• [Objective] In the material below, find every line with "durch" and pull it out.
--- Start Records to use ---
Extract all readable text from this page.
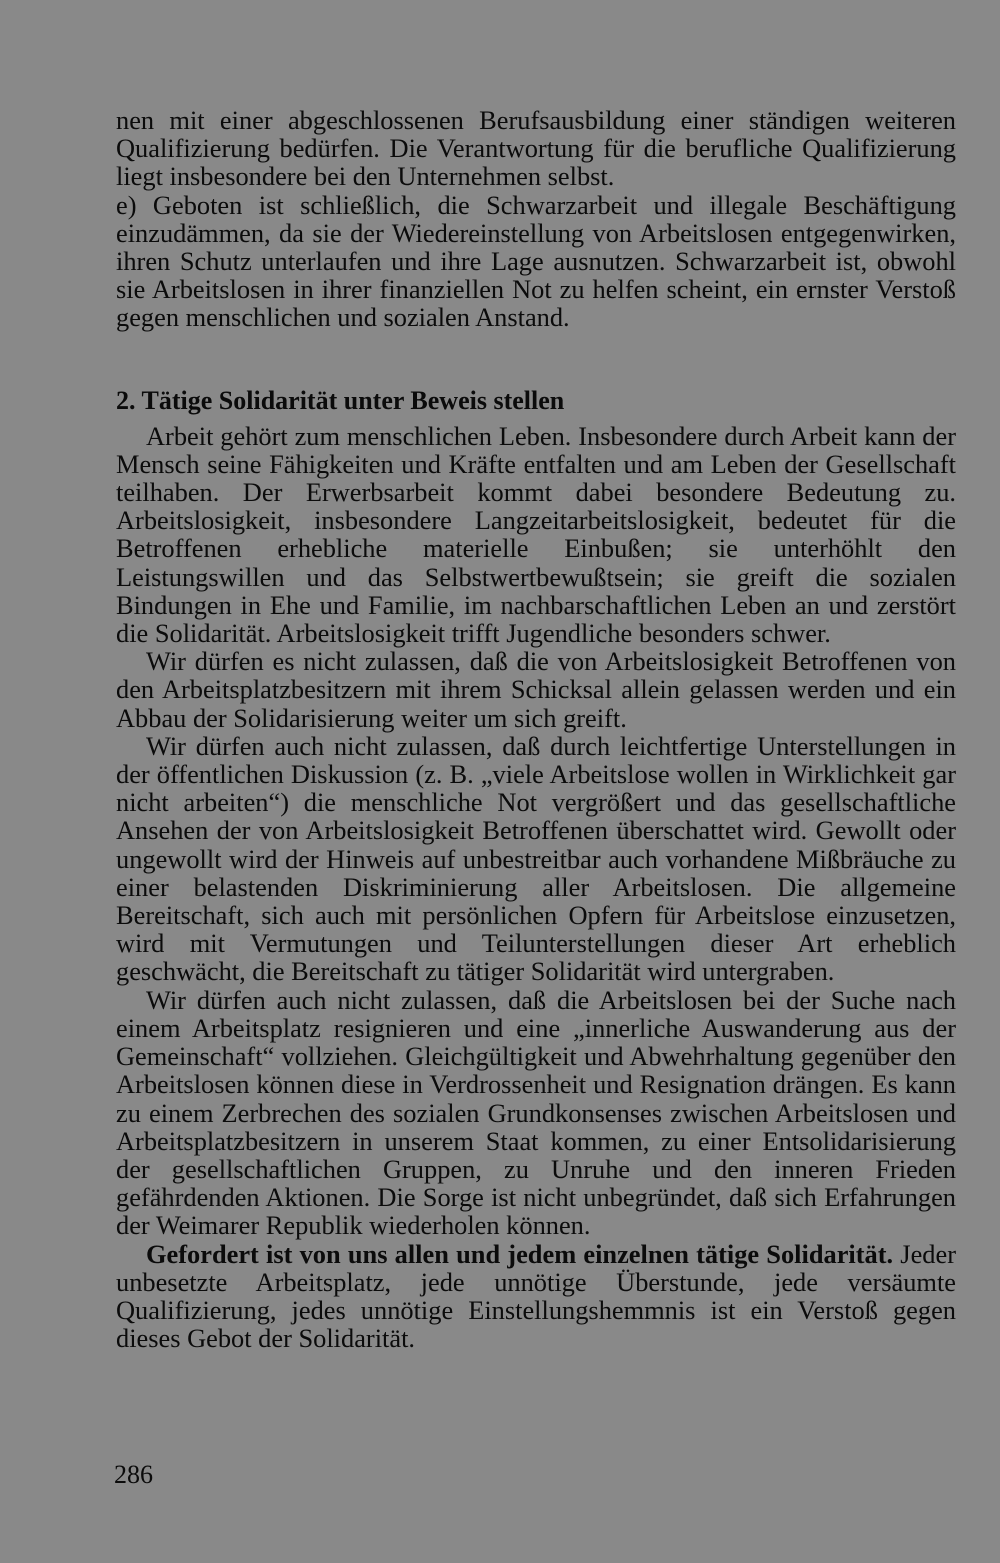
nen mit einer abgeschlossenen Berufsausbildung einer ständigen weiteren Qualifizierung bedürfen. Die Verantwortung für die berufliche Qualifizierung liegt insbesondere bei den Unternehmen selbst.

e) Geboten ist schließlich, die Schwarzarbeit und illegale Beschäftigung einzudämmen, da sie der Wiedereinstellung von Arbeitslosen entgegenwirken, ihren Schutz unterlaufen und ihre Lage ausnutzen. Schwarzarbeit ist, obwohl sie Arbeitslosen in ihrer finanziellen Not zu helfen scheint, ein ernster Verstoß gegen menschlichen und sozialen Anstand.

2. Tätige Solidarität unter Beweis stellen

Arbeit gehört zum menschlichen Leben. Insbesondere durch Arbeit kann der Mensch seine Fähigkeiten und Kräfte entfalten und am Leben der Gesellschaft teilhaben. Der Erwerbsarbeit kommt dabei besondere Bedeutung zu. Arbeitslosigkeit, insbesondere Langzeitarbeitslosigkeit, bedeutet für die Betroffenen erhebliche materielle Einbußen; sie unterhöhlt den Leistungswillen und das Selbstwertbewußtsein; sie greift die sozialen Bindungen in Ehe und Familie, im nachbarschaftlichen Leben an und zerstört die Solidarität. Arbeitslosigkeit trifft Jugendliche besonders schwer.

Wir dürfen es nicht zulassen, daß die von Arbeitslosigkeit Betroffenen von den Arbeitsplatzbesitzern mit ihrem Schicksal allein gelassen werden und ein Abbau der Solidarisierung weiter um sich greift.

Wir dürfen auch nicht zulassen, daß durch leichtfertige Unterstellungen in der öffentlichen Diskussion (z. B. „viele Arbeitslose wollen in Wirklichkeit gar nicht arbeiten“) die menschliche Not vergrößert und das gesellschaftliche Ansehen der von Arbeitslosigkeit Betroffenen überschattet wird. Gewollt oder ungewollt wird der Hinweis auf unbestreitbar auch vorhandene Mißbräuche zu einer belastenden Diskriminierung aller Arbeitslosen. Die allgemeine Bereitschaft, sich auch mit persönlichen Opfern für Arbeitslose einzusetzen, wird mit Vermutungen und Teilunterstellungen dieser Art erheblich geschwächt, die Bereitschaft zu tätiger Solidarität wird untergraben.

Wir dürfen auch nicht zulassen, daß die Arbeitslosen bei der Suche nach einem Arbeitsplatz resignieren und eine „innerliche Auswanderung aus der Gemeinschaft“ vollziehen. Gleichgültigkeit und Abwehrhaltung gegenüber den Arbeitslosen können diese in Verdrossenheit und Resignation drängen. Es kann zu einem Zerbrechen des sozialen Grundkonsenses zwischen Arbeitslosen und Arbeitsplatzbesitzern in unserem Staat kommen, zu einer Entsolidarisierung der gesellschaftlichen Gruppen, zu Unruhe und den inneren Frieden gefährdenden Aktionen. Die Sorge ist nicht unbegründet, daß sich Erfahrungen der Weimarer Republik wiederholen können.

Gefordert ist von uns allen und jedem einzelnen tätige Solidarität. Jeder unbesetzte Arbeitsplatz, jede unnötige Überstunde, jede versäumte Qualifizierung, jedes unnötige Einstellungshemmnis ist ein Verstoß gegen dieses Gebot der Solidarität.

286
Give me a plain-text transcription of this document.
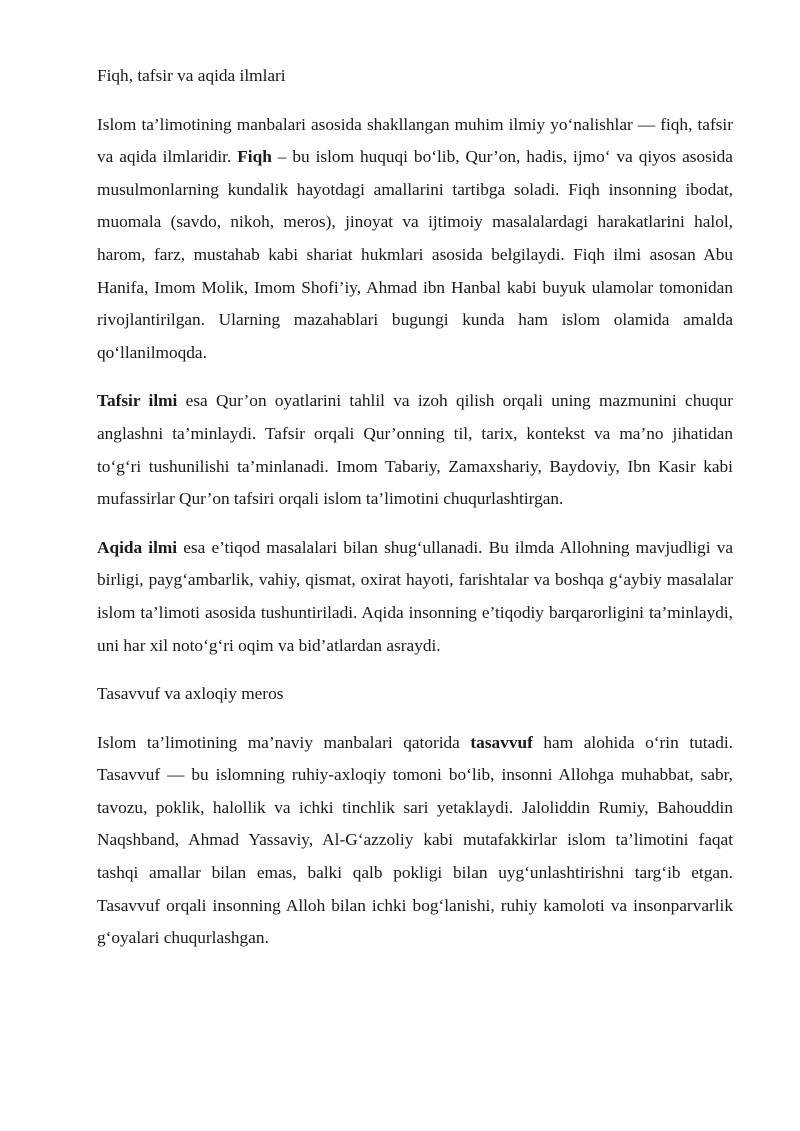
Fiqh, tafsir va aqida ilmlari

Islom ta’limotining manbalari asosida shakllangan muhim ilmiy yo‘nalishlar — fiqh, tafsir va aqida ilmlaridir. Fiqh – bu islom huquqi bo‘lib, Qur’on, hadis, ijmo‘ va qiyos asosida musulmonlarning kundalik hayotdagi amallarini tartibga soladi. Fiqh insonning ibodat, muomala (savdo, nikoh, meros), jinoyat va ijtimoiy masalalardagi harakatlarini halol, harom, farz, mustahab kabi shariat hukmlari asosida belgilaydi. Fiqh ilmi asosan Abu Hanifa, Imom Molik, Imom Shofi’iy, Ahmad ibn Hanbal kabi buyuk ulamolar tomonidan rivojlantirilgan. Ularning mazahablari bugungi kunda ham islom olamida amalda qo‘llanilmoqda.

Tafsir ilmi esa Qur’on oyatlarini tahlil va izoh qilish orqali uning mazmunini chuqur anglashni ta’minlaydi. Tafsir orqali Qur’onning til, tarix, kontekst va ma’no jihatidan to‘g‘ri tushunilishi ta’minlanadi. Imom Tabariy, Zamaxshariy, Baydoviy, Ibn Kasir kabi mufassirlar Qur’on tafsiri orqali islom ta’limotini chuqurlashtirgan.

Aqida ilmi esa e’tiqod masalalari bilan shug‘ullanadi. Bu ilmda Allohning mavjudligi va birligi, payg‘ambarlik, vahiy, qismat, oxirat hayoti, farishtalar va boshqa g‘aybiy masalalar islom ta’limoti asosida tushuntiriladi. Aqida insonning e’tiqodiy barqarorligini ta’minlaydi, uni har xil noto‘g‘ri oqim va bid’atlardan asraydi.

Tasavvuf va axloqiy meros

Islom ta’limotining ma’naviy manbalari qatorida tasavvuf ham alohida o‘rin tutadi. Tasavvuf — bu islomning ruhiy-axloqiy tomoni bo‘lib, insonni Allohga muhabbat, sabr, tavozu, poklik, halollik va ichki tinchlik sari yetaklaydi. Jaloliddin Rumiy, Bahouddin Naqshband, Ahmad Yassaviy, Al-G‘azzoliy kabi mutafakkirlar islom ta’limotini faqat tashqi amallar bilan emas, balki qalb pokligi bilan uyg‘unlashtirishni targ‘ib etgan. Tasavvuf orqali insonning Alloh bilan ichki bog‘lanishi, ruhiy kamoloti va insonparvarlik g‘oyalari chuqurlashgan.
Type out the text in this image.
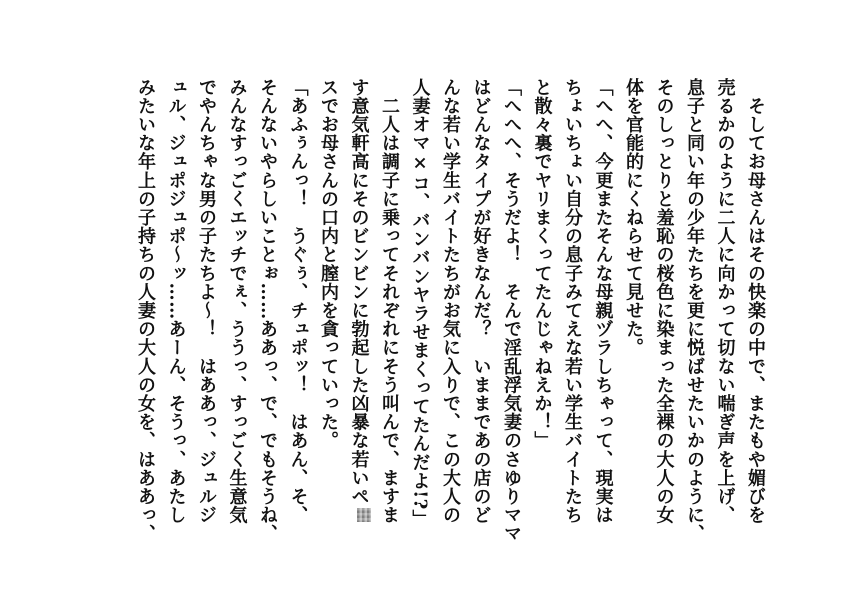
　そしてお母さんはその快楽の中で、またもや媚びを
売るかのように二人に向かって切ない喘ぎ声を上げ、
息子と同い年の少年たちを更に悦ばせたいかのように、
そのしっとりと羞恥の桜色に染まった全裸の大人の女
体を官能的にくねらせて見せた。
「へへ、今更またそんな母親ヅラしちゃって、現実は
ちょいちょい自分の息子みてえな若い学生バイトたち
と散々裏でヤリまくってたんじゃねえか！」
「へへへ、そうだよ！　そんで淫乱浮気妻のさゆりママ
はどんなタイプが好きなんだ？　いままであの店のど
んな若い学生バイトたちがお気に入りで、この大人の
人妻オマ×コ、バンバンヤラせまくってたんだよ!?」
　二人は調子に乗ってそれぞれにそう叫んで、ますま
す意気軒高にそのビンビンに勃起した凶暴な若いペ
スでお母さんの口内と膣内を貪っていった。
「あふぅんっ！　うぐぅ、チュポッ！　はあん、そ、
そんないやらしいことぉ……ああっ、で、でもそうね、
みんなすっごくエッチでぇ、ううっ、すっごく生意気
でやんちゃな男の子たちよ～！　はああっ、ジュルジ
ュル、ジュポジュポ～ッ……あーん、そうっ、あたし
みたいな年上の子持ちの人妻の大人の女を、はああっ、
--- End Records to use ---
• [Answer in full]
Arbeit gehört zum menschlichen Leben. Insbesondere durch Arbeit kann der Mensch seine Fähigkeiten und Kräfte entfalten und am Leben der Gesellschaft teilhaben. Der Erwerbsarbeit kommt dabei besondere Bedeutung zu. Arbeitslosigkeit, insbesondere Langzeitarbeitslosigkeit, bedeutet für die Betroffenen erhebliche materielle Einbußen; sie unterhöhlt den Leistungswillen und das Selbstwertbewußtsein; sie greift die sozialen Bindungen in Ehe und Familie, im nachbarschaftlichen Leben an und zerstört die Solidarität. Arbeitslosigkeit trifft Jugendliche besonders schwer.
Wir dürfen auch nicht zulassen, daß durch leichtfertige Unterstellungen in der öffentlichen Diskussion (z. B. „viele Arbeitslose wollen in Wirklichkeit gar nicht arbeiten“) die menschliche Not vergrößert und das gesellschaftliche Ansehen der von Arbeitslosigkeit Betroffenen überschattet wird. Gewollt oder ungewollt wird der Hinweis auf unbestreitbar auch vorhandene Mißbräuche zu einer belastenden Diskriminierung aller Arbeitslosen. Die allgemeine Bereitschaft, sich auch mit persönlichen Opfern für Arbeitslose einzusetzen, wird mit Vermutungen und Teilunterstellungen dieser Art erheblich geschwächt, die Bereitschaft zu tätiger Solidarität wird untergraben.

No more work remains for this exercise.